▶ _Short task_:
Check each line of the listing for the string "text", count the lines that have it, and answer with that number only.

Extracted data entries:
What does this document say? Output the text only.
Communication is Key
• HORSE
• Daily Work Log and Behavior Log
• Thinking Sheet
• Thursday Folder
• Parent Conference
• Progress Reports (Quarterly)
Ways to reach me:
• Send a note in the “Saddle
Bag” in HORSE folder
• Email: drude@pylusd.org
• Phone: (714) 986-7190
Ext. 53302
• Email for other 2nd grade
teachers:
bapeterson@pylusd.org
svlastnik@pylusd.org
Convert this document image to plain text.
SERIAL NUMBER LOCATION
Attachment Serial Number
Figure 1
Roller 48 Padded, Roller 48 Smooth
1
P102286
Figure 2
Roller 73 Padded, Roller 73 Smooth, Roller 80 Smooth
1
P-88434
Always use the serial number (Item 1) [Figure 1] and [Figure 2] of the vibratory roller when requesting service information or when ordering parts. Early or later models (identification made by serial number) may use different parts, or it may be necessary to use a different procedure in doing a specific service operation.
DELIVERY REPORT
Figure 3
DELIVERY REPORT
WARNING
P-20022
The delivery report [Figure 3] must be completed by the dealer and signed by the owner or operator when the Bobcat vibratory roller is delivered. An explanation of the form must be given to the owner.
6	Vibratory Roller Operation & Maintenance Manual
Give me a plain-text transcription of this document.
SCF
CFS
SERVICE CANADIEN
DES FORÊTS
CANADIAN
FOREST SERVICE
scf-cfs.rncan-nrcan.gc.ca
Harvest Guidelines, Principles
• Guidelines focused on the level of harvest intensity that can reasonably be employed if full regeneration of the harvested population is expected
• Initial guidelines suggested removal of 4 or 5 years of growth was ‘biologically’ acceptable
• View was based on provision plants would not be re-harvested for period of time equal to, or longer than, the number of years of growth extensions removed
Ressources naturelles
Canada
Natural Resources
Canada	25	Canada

▶ _In response_:
3